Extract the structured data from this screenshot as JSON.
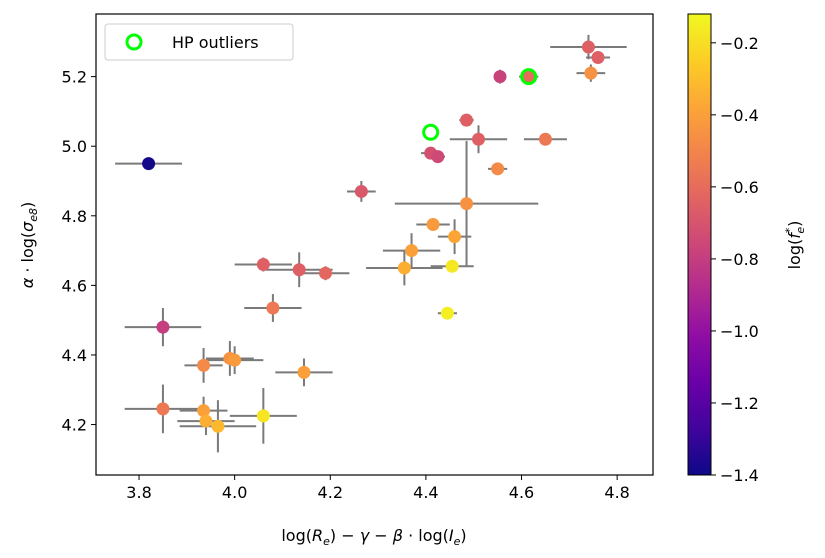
{
  "chart_data": {
    "type": "scatter",
    "xlabel": "log(R_e) − γ − β · log(I_e)",
    "ylabel": "α · log(σ_e8)",
    "xlim": [
      3.71,
      4.875
    ],
    "ylim": [
      4.055,
      5.38
    ],
    "x_ticks": [
      "3.8",
      "4.0",
      "4.2",
      "4.4",
      "4.6",
      "4.8"
    ],
    "x_tick_values": [
      3.8,
      4.0,
      4.2,
      4.4,
      4.6,
      4.8
    ],
    "y_ticks": [
      "4.2",
      "4.4",
      "4.6",
      "4.8",
      "5.0",
      "5.2"
    ],
    "y_tick_values": [
      4.2,
      4.4,
      4.6,
      4.8,
      5.0,
      5.2
    ],
    "colorbar": {
      "label": "log(f_e*)",
      "min": -1.4,
      "max": -0.12,
      "ticks": [
        "−0.2",
        "−0.4",
        "−0.6",
        "−0.8",
        "−1.0",
        "−1.2",
        "−1.4"
      ],
      "tick_values": [
        -0.2,
        -0.4,
        -0.6,
        -0.8,
        -1.0,
        -1.2,
        -1.4
      ],
      "colormap": "plasma"
    },
    "legend": {
      "label": "HP outliers",
      "marker_color": "#00ff00",
      "position": "top-left"
    },
    "errorbar_color": "#7a7a7a",
    "points": [
      {
        "x": 3.82,
        "y": 4.95,
        "xerr": 0.07,
        "yerr": 0.015,
        "c": -1.38
      },
      {
        "x": 3.85,
        "y": 4.48,
        "xerr": 0.08,
        "yerr": 0.055,
        "c": -0.8
      },
      {
        "x": 3.85,
        "y": 4.245,
        "xerr": 0.08,
        "yerr": 0.07,
        "c": -0.55
      },
      {
        "x": 3.935,
        "y": 4.37,
        "xerr": 0.04,
        "yerr": 0.05,
        "c": -0.48
      },
      {
        "x": 3.935,
        "y": 4.24,
        "xerr": 0.05,
        "yerr": 0.04,
        "c": -0.4
      },
      {
        "x": 3.94,
        "y": 4.21,
        "xerr": 0.06,
        "yerr": 0.04,
        "c": -0.35
      },
      {
        "x": 3.965,
        "y": 4.195,
        "xerr": 0.08,
        "yerr": 0.075,
        "c": -0.32
      },
      {
        "x": 3.99,
        "y": 4.39,
        "xerr": 0.05,
        "yerr": 0.05,
        "c": -0.45
      },
      {
        "x": 4.0,
        "y": 4.385,
        "xerr": 0.06,
        "yerr": 0.04,
        "c": -0.42
      },
      {
        "x": 4.06,
        "y": 4.225,
        "xerr": 0.07,
        "yerr": 0.08,
        "c": -0.18
      },
      {
        "x": 4.06,
        "y": 4.66,
        "xerr": 0.06,
        "yerr": 0.02,
        "c": -0.65
      },
      {
        "x": 4.08,
        "y": 4.535,
        "xerr": 0.06,
        "yerr": 0.04,
        "c": -0.55
      },
      {
        "x": 4.135,
        "y": 4.645,
        "xerr": 0.07,
        "yerr": 0.05,
        "c": -0.65
      },
      {
        "x": 4.145,
        "y": 4.35,
        "xerr": 0.06,
        "yerr": 0.04,
        "c": -0.4
      },
      {
        "x": 4.19,
        "y": 4.635,
        "xerr": 0.05,
        "yerr": 0.02,
        "c": -0.62
      },
      {
        "x": 4.265,
        "y": 4.87,
        "xerr": 0.03,
        "yerr": 0.03,
        "c": -0.68
      },
      {
        "x": 4.355,
        "y": 4.65,
        "xerr": 0.08,
        "yerr": 0.05,
        "c": -0.35
      },
      {
        "x": 4.37,
        "y": 4.7,
        "xerr": 0.06,
        "yerr": 0.05,
        "c": -0.4
      },
      {
        "x": 4.415,
        "y": 4.775,
        "xerr": 0.035,
        "yerr": 0.015,
        "c": -0.42
      },
      {
        "x": 4.41,
        "y": 4.98,
        "xerr": 0.02,
        "yerr": 0.015,
        "c": -0.72
      },
      {
        "x": 4.425,
        "y": 4.97,
        "xerr": 0.015,
        "yerr": 0.015,
        "c": -0.75
      },
      {
        "x": 4.445,
        "y": 4.52,
        "xerr": 0.02,
        "yerr": 0.015,
        "c": -0.15
      },
      {
        "x": 4.455,
        "y": 4.655,
        "xerr": 0.045,
        "yerr": 0.015,
        "c": -0.17
      },
      {
        "x": 4.46,
        "y": 4.74,
        "xerr": 0.035,
        "yerr": 0.05,
        "c": -0.38
      },
      {
        "x": 4.485,
        "y": 4.835,
        "xerr": 0.15,
        "yerr": 0.18,
        "c": -0.45
      },
      {
        "x": 4.485,
        "y": 5.075,
        "xerr": 0.015,
        "yerr": 0.015,
        "c": -0.65
      },
      {
        "x": 4.51,
        "y": 5.02,
        "xerr": 0.06,
        "yerr": 0.04,
        "c": -0.65
      },
      {
        "x": 4.55,
        "y": 4.935,
        "xerr": 0.02,
        "yerr": 0.015,
        "c": -0.48
      },
      {
        "x": 4.555,
        "y": 5.2,
        "xerr": 0.01,
        "yerr": 0.02,
        "c": -0.78
      },
      {
        "x": 4.615,
        "y": 5.2,
        "xerr": 0.02,
        "yerr": 0.015,
        "c": -0.6
      },
      {
        "x": 4.65,
        "y": 5.02,
        "xerr": 0.045,
        "yerr": 0.015,
        "c": -0.55
      },
      {
        "x": 4.74,
        "y": 5.285,
        "xerr": 0.08,
        "yerr": 0.035,
        "c": -0.65
      },
      {
        "x": 4.745,
        "y": 5.21,
        "xerr": 0.03,
        "yerr": 0.025,
        "c": -0.45
      },
      {
        "x": 4.76,
        "y": 5.255,
        "xerr": 0.025,
        "yerr": 0.015,
        "c": -0.65
      }
    ],
    "outliers": [
      {
        "x": 4.41,
        "y": 5.04
      },
      {
        "x": 4.615,
        "y": 5.2
      }
    ]
  }
}
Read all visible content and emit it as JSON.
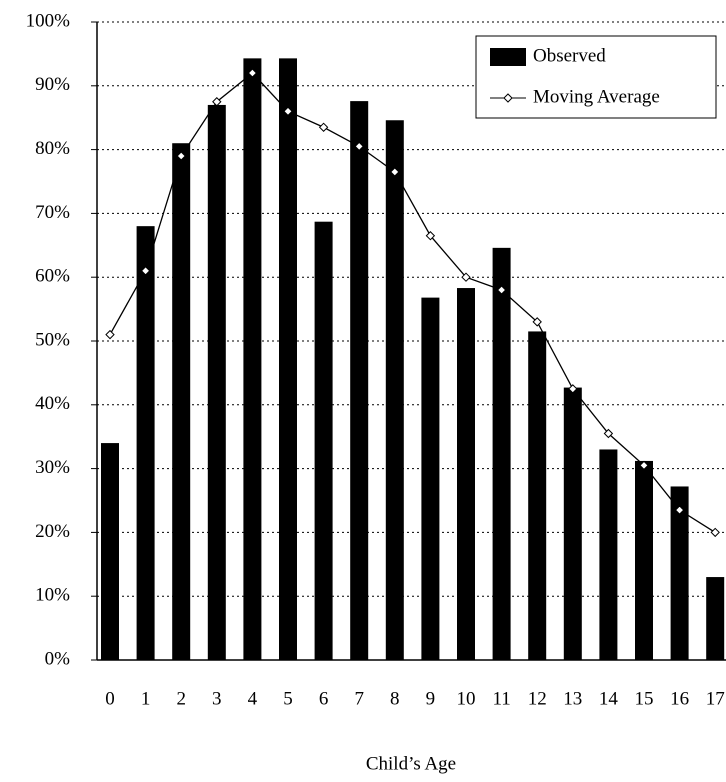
{
  "chart_data": {
    "type": "bar+line",
    "x_label": "Child’s Age",
    "categories": [
      "0",
      "1",
      "2",
      "3",
      "4",
      "5",
      "6",
      "7",
      "8",
      "9",
      "10",
      "11",
      "12",
      "13",
      "14",
      "15",
      "16",
      "17"
    ],
    "series": [
      {
        "name": "Observed",
        "type": "bar",
        "color": "#000000",
        "values": [
          34,
          68,
          81,
          87,
          94.3,
          94.3,
          68.7,
          87.6,
          84.6,
          56.8,
          58.3,
          64.6,
          51.5,
          42.7,
          33,
          31.2,
          27.2,
          13
        ]
      },
      {
        "name": "Moving Average",
        "type": "line",
        "color": "#000000",
        "values": [
          51,
          61,
          79,
          87.5,
          92,
          86,
          83.5,
          80.5,
          76.5,
          66.5,
          60,
          58,
          53,
          42.5,
          35.5,
          30.5,
          23.5,
          20
        ]
      }
    ],
    "ylim": [
      0,
      100
    ],
    "yticks": [
      {
        "value": 0,
        "label": "0%"
      },
      {
        "value": 10,
        "label": "10%"
      },
      {
        "value": 20,
        "label": "20%"
      },
      {
        "value": 30,
        "label": "30%"
      },
      {
        "value": 40,
        "label": "40%"
      },
      {
        "value": 50,
        "label": "50%"
      },
      {
        "value": 60,
        "label": "60%"
      },
      {
        "value": 70,
        "label": "70%"
      },
      {
        "value": 80,
        "label": "80%"
      },
      {
        "value": 90,
        "label": "90%"
      },
      {
        "value": 100,
        "label": "100%"
      }
    ],
    "grid": true,
    "legend": "top-right"
  }
}
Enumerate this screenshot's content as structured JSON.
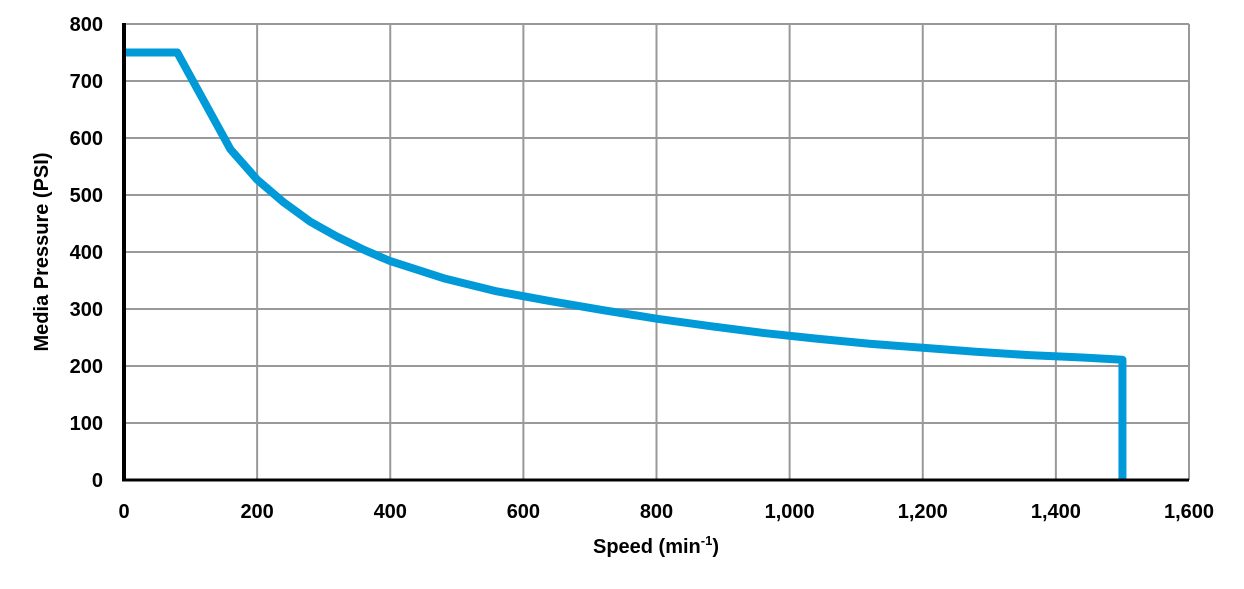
{
  "chart_data": {
    "type": "line",
    "title": "",
    "xlabel": {
      "main": "Speed (min",
      "sup": "-1",
      "end": ")"
    },
    "ylabel": "Media Pressure (PSI)",
    "xlim": [
      0,
      1600
    ],
    "ylim": [
      0,
      800
    ],
    "xticks": [
      0,
      200,
      400,
      600,
      800,
      1000,
      1200,
      1400,
      1600
    ],
    "xtick_labels": [
      "0",
      "200",
      "400",
      "600",
      "800",
      "1,000",
      "1,200",
      "1,400",
      "1,600"
    ],
    "yticks": [
      0,
      100,
      200,
      300,
      400,
      500,
      600,
      700,
      800
    ],
    "ytick_labels": [
      "0",
      "100",
      "200",
      "300",
      "400",
      "500",
      "600",
      "700",
      "800"
    ],
    "grid": true,
    "legend": "none",
    "series": [
      {
        "color": "#009ad8",
        "x": [
          0,
          80,
          160,
          200,
          240,
          280,
          320,
          360,
          400,
          480,
          560,
          640,
          720,
          800,
          880,
          960,
          1040,
          1120,
          1200,
          1280,
          1360,
          1440,
          1500,
          1500
        ],
        "y": [
          750,
          750,
          580,
          527,
          487,
          453,
          427,
          404,
          384,
          354,
          331,
          314,
          298,
          283,
          270,
          258,
          248,
          239,
          232,
          225,
          219,
          215,
          211,
          0
        ]
      }
    ]
  }
}
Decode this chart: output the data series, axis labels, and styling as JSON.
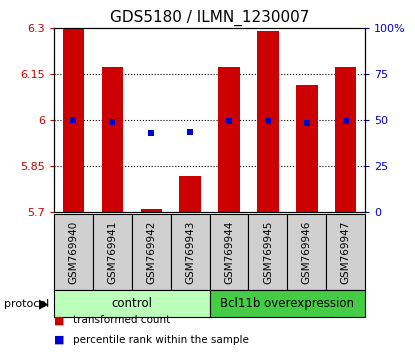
{
  "title": "GDS5180 / ILMN_1230007",
  "samples": [
    "GSM769940",
    "GSM769941",
    "GSM769942",
    "GSM769943",
    "GSM769944",
    "GSM769945",
    "GSM769946",
    "GSM769947"
  ],
  "bar_tops": [
    6.3,
    6.175,
    5.712,
    5.82,
    6.175,
    6.29,
    6.115,
    6.175
  ],
  "bar_bottom": 5.7,
  "blue_values": [
    6.0,
    5.995,
    5.958,
    5.962,
    5.997,
    5.997,
    5.99,
    5.997
  ],
  "ylim": [
    5.7,
    6.3
  ],
  "right_yticks": [
    0,
    25,
    50,
    75,
    100
  ],
  "right_yticklabels": [
    "0",
    "25",
    "50",
    "75",
    "100%"
  ],
  "left_yticks": [
    5.7,
    5.85,
    6.0,
    6.15,
    6.3
  ],
  "left_yticklabels": [
    "5.7",
    "5.85",
    "6",
    "6.15",
    "6.3"
  ],
  "hlines": [
    5.85,
    6.0,
    6.15
  ],
  "bar_color": "#cc0000",
  "blue_color": "#0000cc",
  "groups": [
    {
      "label": "control",
      "start": 0,
      "end": 3,
      "color": "#bbffbb"
    },
    {
      "label": "Bcl11b overexpression",
      "start": 4,
      "end": 7,
      "color": "#44cc44"
    }
  ],
  "protocol_label": "protocol",
  "legend_items": [
    {
      "label": "transformed count",
      "color": "#cc0000"
    },
    {
      "label": "percentile rank within the sample",
      "color": "#0000cc"
    }
  ],
  "background_color": "#ffffff",
  "tick_label_fontsize": 8,
  "title_fontsize": 11,
  "bar_width": 0.55,
  "left_axis_color": "#cc0000",
  "right_axis_color": "#0000cc",
  "sample_box_color": "#d0d0d0",
  "n_samples": 8
}
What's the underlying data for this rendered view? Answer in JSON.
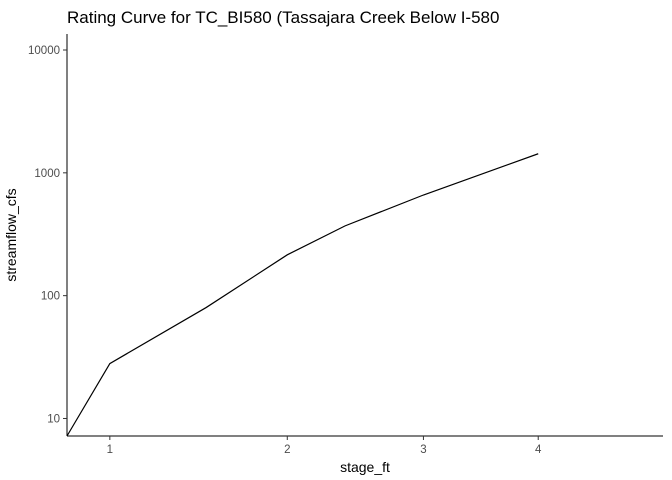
{
  "chart_data": {
    "type": "line",
    "title": "Rating Curve for TC_BI580 (Tassajara Creek Below I-580",
    "xlabel": "stage_ft",
    "ylabel": "streamflow_cfs",
    "x_scale": "sqrt",
    "y_scale": "log10",
    "xlim": [
      0.81,
      5.25
    ],
    "ylim": [
      7.2,
      13500
    ],
    "x_ticks": [
      1,
      2,
      3,
      4
    ],
    "x_tick_labels": [
      "1",
      "2",
      "3",
      "4"
    ],
    "y_ticks": [
      10,
      100,
      1000,
      10000
    ],
    "y_tick_labels": [
      "10",
      "100",
      "1000",
      "10000"
    ],
    "grid": false,
    "legend": "none",
    "series": [
      {
        "color": "#000000",
        "x": [
          0.81,
          1.0,
          1.5,
          2.0,
          2.4,
          3.0,
          4.0
        ],
        "y": [
          7.2,
          28,
          80,
          215,
          370,
          660,
          1430
        ]
      }
    ]
  }
}
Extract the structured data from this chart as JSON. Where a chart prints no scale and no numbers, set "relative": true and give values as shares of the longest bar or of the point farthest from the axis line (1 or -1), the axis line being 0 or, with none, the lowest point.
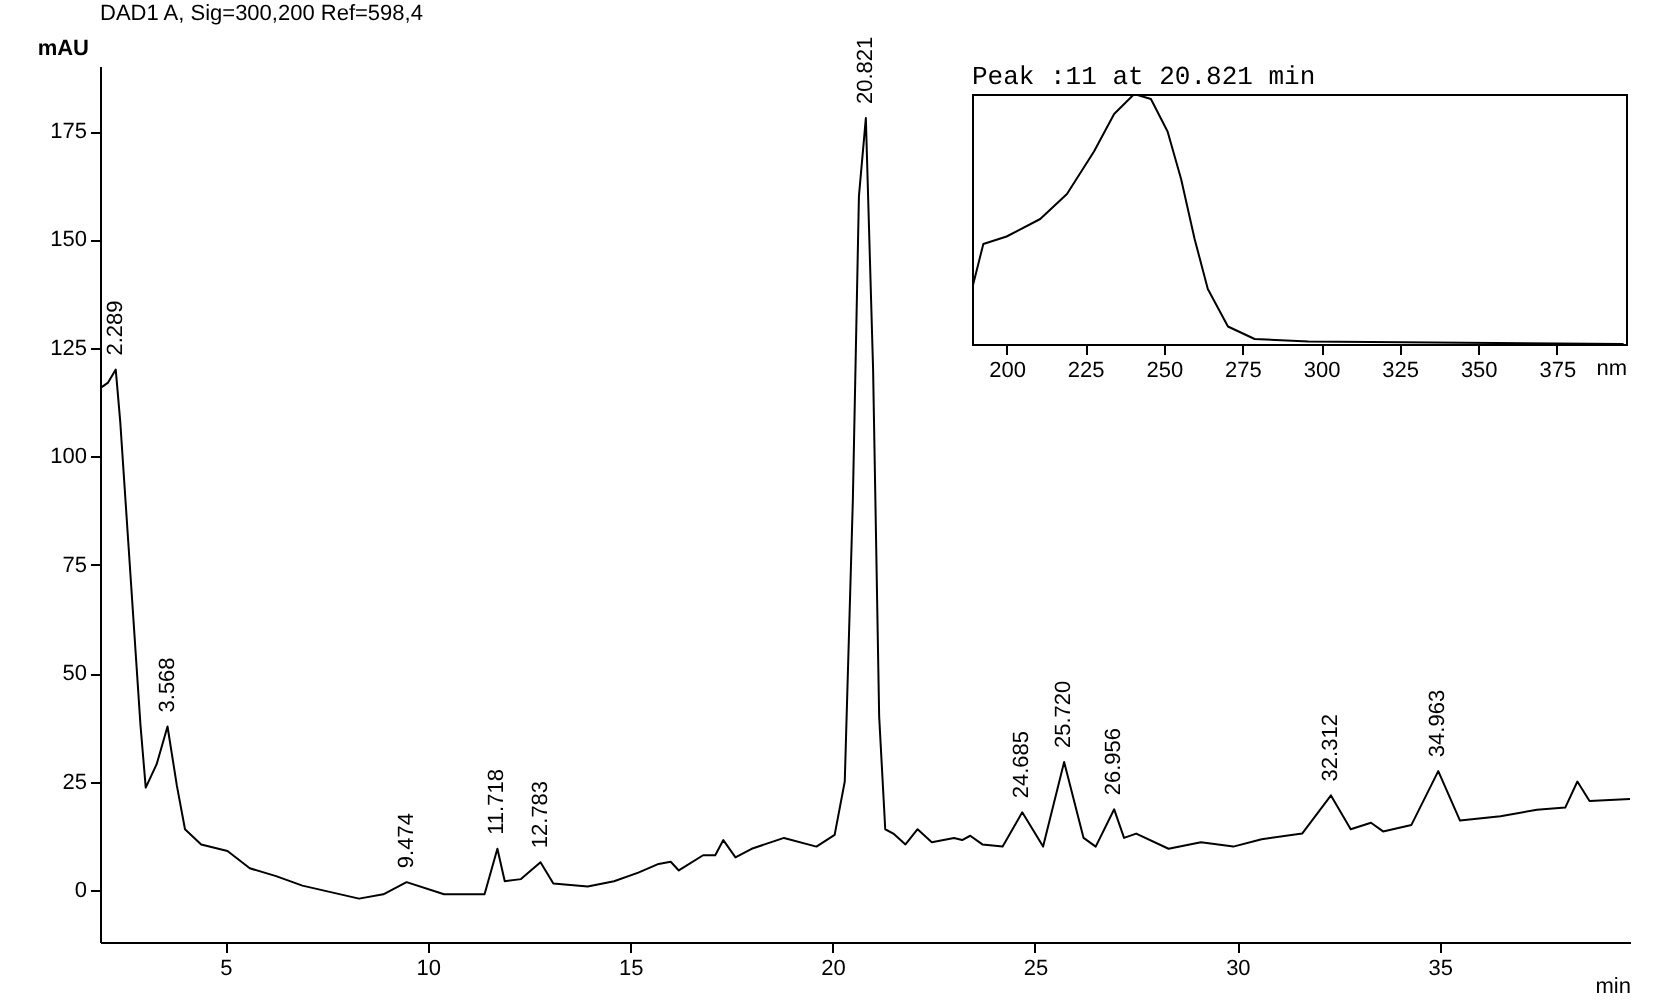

**EXERCISE REQUIREMENTS**
In the lines above, find each one with "Extract" and list it.

**EXERCISE RESULT**
Extract the structured data from this screenshot as JSON.
Extract the structured data from this chart as JSON. Where a chart prints no scale and no numbers, set "relative": true and give values as shares of the longest bar or of the point farthest from the axis line (1 or -1), the axis line being 0 or, with none, the lowest point.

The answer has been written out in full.